--- START ---
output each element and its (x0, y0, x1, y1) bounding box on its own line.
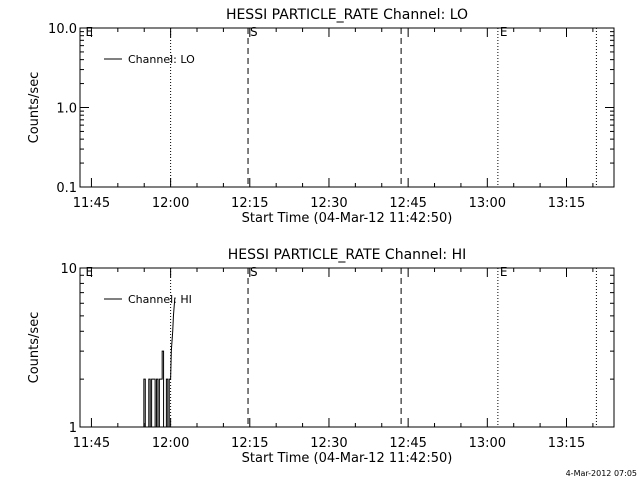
chart-hi-x-tick-label: 12:00 (152, 436, 189, 451)
chart-hi-title: HESSI PARTICLE_RATE Channel: HI (228, 247, 466, 263)
chart-hi-y-tick-label: 10 (60, 262, 77, 277)
chart-lo-legend-label: Channel: LO (128, 53, 195, 66)
chart-lo-x-tick-label: 12:00 (152, 196, 189, 211)
chart-panel-hi: HESSI PARTICLE_RATE Channel: HI 1 10 11:45 1… (27, 247, 615, 466)
chart-hi-y-axis-label: Counts/sec (27, 312, 42, 384)
chart-hi-x-tick-label: 13:15 (548, 436, 585, 451)
chart-hi-plot-frame (79, 267, 615, 428)
chart-lo-event-letter: E (86, 25, 94, 39)
chart-lo-x-tick-label: 13:15 (548, 196, 585, 211)
chart-lo-x-tick-label: 12:15 (231, 196, 268, 211)
chart-lo-event-letter: E (500, 25, 508, 39)
chart-lo-x-tick-label: 12:45 (389, 196, 426, 211)
chart-panel-lo: HESSI PARTICLE_RATE Channel: LO 0.1 1.0 10.… (27, 7, 615, 226)
chart-hi-event-letter: S (250, 265, 258, 279)
chart-lo-event-letter: S (250, 25, 258, 39)
chart-lo-y-tick-label: 0.1 (56, 181, 77, 196)
footer-timestamp: 4-Mar-2012 07:05 (566, 469, 637, 478)
chart-hi-legend-label: Channel: HI (128, 293, 192, 306)
chart-lo-x-tick-label: 12:30 (310, 196, 347, 211)
chart-hi-y-tick-label: 1 (69, 421, 77, 436)
chart-lo-x-tick-label: 13:00 (469, 196, 506, 211)
chart-hi-x-tick-label: 13:00 (469, 436, 506, 451)
chart-hi-x-tick-label: 12:30 (310, 436, 347, 451)
chart-lo-x-axis-label: Start Time (04-Mar-12 11:42:50) (242, 211, 453, 226)
chart-lo-title: HESSI PARTICLE_RATE Channel: LO (226, 7, 468, 23)
chart-lo-y-axis-label: Counts/sec (27, 72, 42, 144)
chart-hi-x-tick-label: 12:45 (389, 436, 426, 451)
chart-lo-y-tick-label: 1.0 (56, 102, 77, 117)
chart-lo-plot-frame (79, 27, 615, 188)
chart-hi-series-line (143, 297, 176, 428)
chart-hi-x-tick-label: 11:45 (73, 436, 110, 451)
chart-hi-event-letter: E (500, 265, 508, 279)
chart-hi-event-letter: E (86, 265, 94, 279)
chart-lo-y-tick-label: 10.0 (48, 22, 77, 37)
chart-lo-x-tick-label: 11:45 (73, 196, 110, 211)
chart-hi-x-tick-label: 12:15 (231, 436, 268, 451)
chart-hi-x-axis-label: Start Time (04-Mar-12 11:42:50) (242, 451, 453, 466)
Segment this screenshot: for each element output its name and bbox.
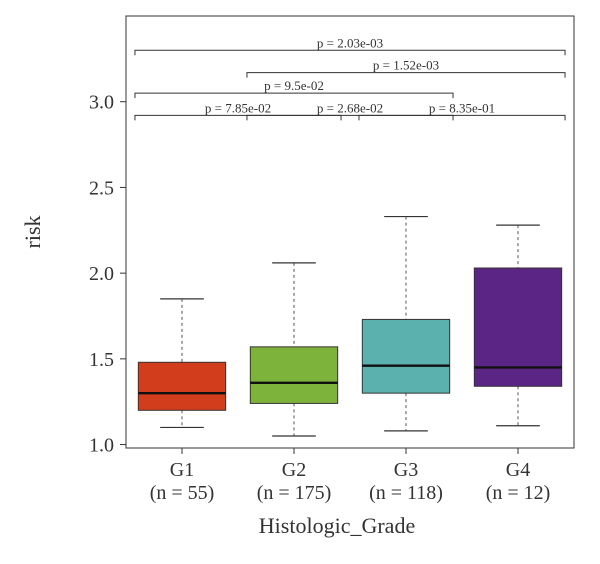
box-body <box>361 318 451 394</box>
bracket-line <box>358 114 566 121</box>
comparison-bracket: p = 2.68e-02 <box>246 100 454 121</box>
comparison-bracket: p = 1.52e-03 <box>246 58 566 78</box>
p-value-label: p = 9.5e-02 <box>264 78 324 93</box>
box-g1 <box>137 298 227 429</box>
y-tick-label: 1.5 <box>89 349 114 371</box>
x-axis: G1(n = 55) G2(n = 175) G3(n = 118) G4(n = 1… <box>150 448 551 504</box>
p-value-label: p = 8.35e-01 <box>429 100 495 115</box>
y-axis-title: risk <box>20 216 45 249</box>
comparison-bracket: p = 8.35e-01 <box>358 100 566 121</box>
y-tick-label: 3.0 <box>89 92 114 114</box>
comparison-bracket: p = 2.03e-03 <box>134 35 566 56</box>
comparison-bracket: p = 9.5e-02 <box>134 78 454 99</box>
box-g2 <box>249 262 339 437</box>
x-tick-label: G1 <box>170 459 194 481</box>
bracket-line <box>134 92 454 99</box>
y-tick-label: 1.0 <box>89 435 114 457</box>
box-g3 <box>361 215 451 432</box>
box-body <box>137 361 227 411</box>
bracket-line <box>134 49 566 56</box>
x-count-label: (n = 12) <box>486 482 551 504</box>
comparison-layer: p = 7.85e-02 p = 2.68e-02 p = 8.35e-01 p = … <box>134 35 566 121</box>
bracket-line <box>246 72 566 78</box>
x-count-label: (n = 118) <box>369 482 443 504</box>
comparison-bracket: p = 7.85e-02 <box>134 100 342 121</box>
x-axis-title: Histologic_Grade <box>259 513 415 538</box>
box-group-layer <box>137 215 563 437</box>
y-tick-label: 2.5 <box>89 177 114 199</box>
x-count-label: (n = 55) <box>150 482 215 504</box>
x-tick-label: G3 <box>394 459 418 481</box>
box-g4 <box>473 224 563 427</box>
bracket-line <box>134 114 342 121</box>
box-body <box>249 346 339 404</box>
x-count-label: (n = 175) <box>257 482 332 504</box>
bracket-line <box>246 114 454 121</box>
p-value-label: p = 7.85e-02 <box>205 100 271 115</box>
p-value-label: p = 1.52e-03 <box>373 58 439 73</box>
x-tick-label: G4 <box>506 459 530 481</box>
y-tick-label: 2.0 <box>89 263 114 285</box>
p-value-label: p = 2.68e-02 <box>317 100 383 115</box>
y-axis: 1.0 1.5 2.0 2.5 3.0 <box>89 92 126 457</box>
p-value-label: p = 2.03e-03 <box>317 35 383 50</box>
x-tick-label: G2 <box>282 459 306 481</box>
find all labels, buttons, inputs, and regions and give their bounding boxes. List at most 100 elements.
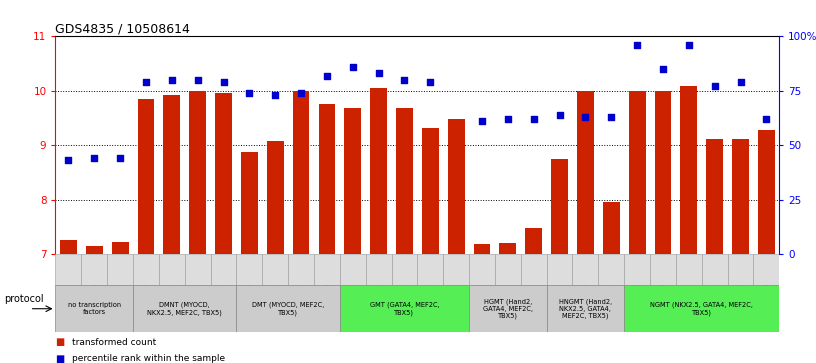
Bar (448, 119, 464, 254)
Bar (189, 91, 206, 254)
Point (295, 90, 308, 96)
Bar (288, 254, 314, 285)
Bar (628, 91, 645, 254)
Point (243, 90, 256, 96)
Point (88, 155, 101, 161)
Text: percentile rank within the sample: percentile rank within the sample (72, 354, 225, 363)
Text: transformed count: transformed count (72, 338, 156, 347)
Point (656, 66, 669, 72)
Point (424, 79, 437, 85)
Bar (184, 254, 211, 285)
Bar (418, 254, 443, 285)
Bar (370, 88, 387, 254)
Bar (107, 254, 133, 285)
Text: GMT (GATA4, MEF2C,
TBX5): GMT (GATA4, MEF2C, TBX5) (370, 302, 439, 316)
Bar (237, 254, 262, 285)
Bar (293, 91, 309, 254)
Bar (241, 152, 258, 254)
Bar (573, 254, 598, 285)
Bar (366, 254, 392, 285)
Text: GDS4835 / 10508614: GDS4835 / 10508614 (55, 22, 190, 35)
Bar (469, 254, 495, 285)
Bar (215, 94, 232, 254)
Point (268, 92, 282, 98)
Bar (392, 254, 418, 285)
Bar (624, 285, 779, 332)
Bar (443, 254, 469, 285)
Point (760, 116, 773, 122)
Bar (526, 228, 542, 254)
Bar (138, 99, 154, 254)
Bar (676, 254, 702, 285)
Text: DMNT (MYOCD,
NKX2.5, MEF2C, TBX5): DMNT (MYOCD, NKX2.5, MEF2C, TBX5) (148, 302, 222, 316)
Bar (577, 91, 594, 254)
Point (62, 158, 75, 163)
Bar (598, 254, 624, 285)
Point (191, 77, 204, 83)
Text: DMT (MYOCD, MEF2C,
TBX5): DMT (MYOCD, MEF2C, TBX5) (252, 302, 324, 316)
Text: NGMT (NKX2.5, GATA4, MEF2C,
TBX5): NGMT (NKX2.5, GATA4, MEF2C, TBX5) (650, 302, 753, 316)
Point (140, 79, 153, 85)
Point (372, 70, 385, 76)
Point (476, 118, 489, 124)
Bar (396, 108, 413, 254)
Bar (758, 130, 774, 254)
Text: ■: ■ (55, 354, 64, 363)
Point (708, 83, 721, 89)
Bar (159, 254, 184, 285)
Point (631, 42, 644, 48)
Bar (344, 108, 361, 254)
Bar (267, 141, 284, 254)
Bar (237, 285, 339, 332)
Text: HNGMT (Hand2,
NKX2.5, GATA4,
MEF2C, TBX5): HNGMT (Hand2, NKX2.5, GATA4, MEF2C, TBX5… (559, 298, 612, 319)
Point (398, 77, 411, 83)
Bar (707, 139, 723, 254)
Bar (732, 139, 749, 254)
Point (346, 64, 359, 70)
Bar (314, 254, 339, 285)
Bar (547, 254, 573, 285)
Bar (86, 246, 103, 254)
Text: ■: ■ (55, 337, 64, 347)
Point (527, 116, 540, 122)
Bar (55, 285, 133, 332)
Point (553, 112, 566, 118)
Text: protocol: protocol (4, 294, 44, 305)
Point (217, 79, 230, 85)
Point (113, 155, 126, 161)
Bar (702, 254, 728, 285)
Bar (339, 254, 366, 285)
Text: no transcription
factors: no transcription factors (68, 302, 121, 315)
Point (321, 73, 334, 78)
Bar (112, 242, 128, 254)
Bar (262, 254, 288, 285)
Bar (60, 241, 77, 254)
Point (605, 114, 618, 120)
Bar (521, 254, 547, 285)
Point (166, 77, 179, 83)
Bar (551, 159, 568, 254)
Point (579, 114, 592, 120)
Point (682, 42, 695, 48)
Bar (211, 254, 237, 285)
Bar (499, 243, 517, 254)
Bar (318, 104, 335, 254)
Text: HGMT (Hand2,
GATA4, MEF2C,
TBX5): HGMT (Hand2, GATA4, MEF2C, TBX5) (483, 298, 533, 319)
Bar (681, 86, 697, 254)
Bar (473, 244, 490, 254)
Bar (469, 285, 547, 332)
Bar (728, 254, 753, 285)
Bar (654, 91, 672, 254)
Bar (624, 254, 650, 285)
Bar (650, 254, 676, 285)
Bar (753, 254, 779, 285)
Bar (603, 203, 619, 254)
Bar (495, 254, 521, 285)
Bar (55, 254, 82, 285)
Bar (163, 95, 180, 254)
Point (501, 116, 514, 122)
Bar (339, 285, 469, 332)
Bar (82, 254, 107, 285)
Point (734, 79, 747, 85)
Bar (133, 254, 159, 285)
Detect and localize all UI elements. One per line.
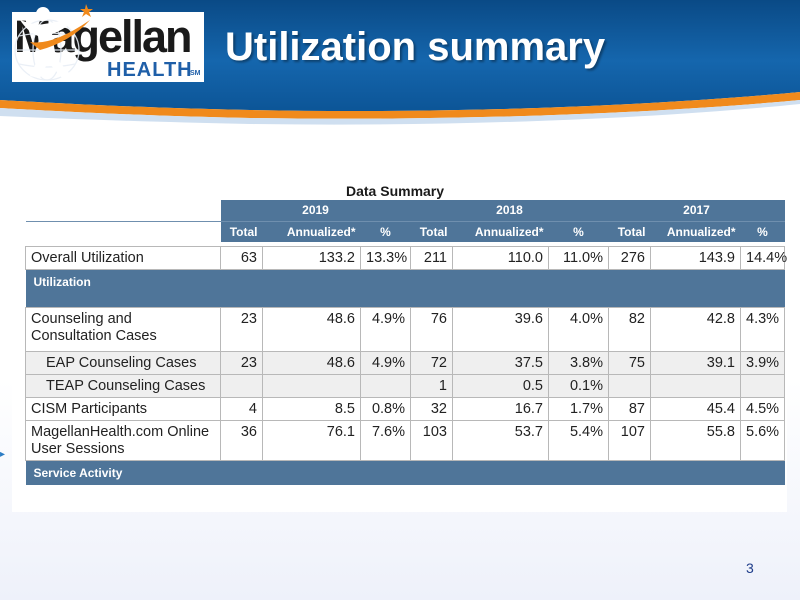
cell: 87 bbox=[608, 396, 651, 421]
slide-title: Utilization summary bbox=[225, 25, 606, 69]
cell: 143.9 bbox=[650, 245, 741, 270]
row-label: CISM Participants bbox=[25, 396, 221, 421]
year-header-row: 2019 2018 2017 bbox=[25, 200, 785, 222]
cell: 4.9% bbox=[360, 306, 411, 352]
cell: 4.3% bbox=[740, 306, 785, 352]
col-total: Total bbox=[220, 221, 263, 242]
cell: 0.1% bbox=[548, 373, 609, 398]
cell: 4.5% bbox=[740, 396, 785, 421]
cell: 76 bbox=[410, 306, 453, 352]
cell bbox=[262, 373, 361, 398]
cell: 32 bbox=[410, 396, 453, 421]
page-number: 3 bbox=[746, 560, 754, 576]
cell: 13.3% bbox=[360, 245, 411, 270]
cell: 75 bbox=[608, 350, 651, 375]
globe-figure-emblem-icon bbox=[14, 4, 93, 81]
cell: 76.1 bbox=[262, 419, 361, 461]
cell: 110.0 bbox=[452, 245, 549, 270]
col-total: Total bbox=[410, 221, 453, 242]
row-label: Overall Utilization bbox=[25, 245, 221, 270]
col-annualized: Annualized* bbox=[650, 221, 741, 242]
col-annualized: Annualized* bbox=[262, 221, 361, 242]
col-percent: % bbox=[548, 221, 609, 242]
row-label: MagellanHealth.com Online User Sessions bbox=[25, 419, 221, 461]
cell: 8.5 bbox=[262, 396, 361, 421]
column-header-row: Total Annualized* % Total Annualized* % … bbox=[25, 221, 785, 242]
cell: 82 bbox=[608, 306, 651, 352]
row-label: EAP Counseling Cases bbox=[25, 350, 221, 375]
left-edge-mark: ▸ bbox=[0, 449, 6, 460]
cell: 5.4% bbox=[548, 419, 609, 461]
cell: 63 bbox=[220, 245, 263, 270]
col-annualized: Annualized* bbox=[452, 221, 549, 242]
col-percent: % bbox=[740, 221, 785, 242]
cell bbox=[740, 373, 785, 398]
cell: 1 bbox=[410, 373, 453, 398]
cell: 37.5 bbox=[452, 350, 549, 375]
table-row: EAP Counseling Cases 23 48.6 4.9% 72 37.… bbox=[25, 350, 785, 375]
cell: 133.2 bbox=[262, 245, 361, 270]
row-label: TEAP Counseling Cases bbox=[25, 373, 221, 398]
cell bbox=[360, 373, 411, 398]
table-row: Overall Utilization 63 133.2 13.3% 211 1… bbox=[25, 245, 787, 270]
cell: 55.8 bbox=[650, 419, 741, 461]
col-percent: % bbox=[360, 221, 411, 242]
year-header-2017: 2017 bbox=[608, 200, 785, 222]
data-summary-table: 2019 2018 2017 Total Annualized* % Total… bbox=[25, 200, 787, 485]
year-header-2019: 2019 bbox=[220, 200, 411, 222]
cell: 5.6% bbox=[740, 419, 785, 461]
row-label: Counseling and Consultation Cases bbox=[25, 306, 221, 352]
cell: 23 bbox=[220, 306, 263, 352]
cell: 103 bbox=[410, 419, 453, 461]
cell: 72 bbox=[410, 350, 453, 375]
logo-sub-text: HEALTH bbox=[107, 59, 193, 81]
cell: 0.8% bbox=[360, 396, 411, 421]
cell: 4 bbox=[220, 396, 263, 421]
section-label: Service Activity bbox=[25, 460, 785, 485]
cell bbox=[608, 373, 651, 398]
table-row: TEAP Counseling Cases 1 0.5 0.1% bbox=[25, 373, 785, 398]
logo-service-mark: SM bbox=[190, 70, 201, 77]
cell: 4.0% bbox=[548, 306, 609, 352]
year-header-2018: 2018 bbox=[410, 200, 609, 222]
cell: 48.6 bbox=[262, 350, 361, 375]
slide-header: Magellan HEALTH SM Utilization summary bbox=[0, 0, 800, 135]
col-total: Total bbox=[608, 221, 651, 242]
cell: 39.1 bbox=[650, 350, 741, 375]
table-row: MagellanHealth.com Online User Sessions … bbox=[25, 419, 785, 461]
cell: 107 bbox=[608, 419, 651, 461]
cell: 45.4 bbox=[650, 396, 741, 421]
cell: 14.4% bbox=[740, 245, 787, 270]
cell: 3.9% bbox=[740, 350, 785, 375]
cell: 1.7% bbox=[548, 396, 609, 421]
cell: 16.7 bbox=[452, 396, 549, 421]
cell: 11.0% bbox=[548, 245, 609, 270]
cell: 7.6% bbox=[360, 419, 411, 461]
cell: 276 bbox=[608, 245, 651, 270]
section-band-service-activity: Service Activity bbox=[25, 460, 785, 485]
cell bbox=[650, 373, 741, 398]
section-label: Utilization bbox=[25, 269, 785, 307]
table-row: CISM Participants 4 8.5 0.8% 32 16.7 1.7… bbox=[25, 396, 785, 421]
cell: 48.6 bbox=[262, 306, 361, 352]
cell: 211 bbox=[410, 245, 453, 270]
cell: 0.5 bbox=[452, 373, 549, 398]
section-band-utilization: Utilization bbox=[25, 269, 785, 307]
cell: 3.8% bbox=[548, 350, 609, 375]
cell: 42.8 bbox=[650, 306, 741, 352]
cell: 39.6 bbox=[452, 306, 549, 352]
cell: 4.9% bbox=[360, 350, 411, 375]
table-row: Counseling and Consultation Cases 23 48.… bbox=[25, 306, 785, 352]
cell: 53.7 bbox=[452, 419, 549, 461]
data-summary-caption: Data Summary bbox=[346, 183, 445, 199]
cell: 23 bbox=[220, 350, 263, 375]
cell bbox=[220, 373, 263, 398]
cell: 36 bbox=[220, 419, 263, 461]
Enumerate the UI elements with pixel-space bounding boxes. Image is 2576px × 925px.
--- END ---
_TASK_:
Can you format the lines above that open with the one containing "chart-hi-x-tick-label: 12:00 (152, 436, 189, 451)" and close with the one containing "chart-panel-hi: HESSI PARTICLE_RATE", both ends included, as a numbered list with blank lines left out?

_SOLUTION TO THIS EXERCISE_:
1. chart-hi-x-tick-label: 12:00 (152, 436, 189, 451)
2. chart-hi-title: HESSI PARTICLE_RATE Channel: HI (228, 247, 466, 263)
3. chart-hi-y-tick-label: 10 (60, 262, 77, 277)
4. chart-lo-legend-label: Channel: LO (128, 53, 195, 66)
5. chart-lo-x-tick-label: 12:00 (152, 196, 189, 211)
6. chart-panel-hi: HESSI PARTICLE_RATE Channel: HI 1 10 11:45 1… (27, 247, 615, 466)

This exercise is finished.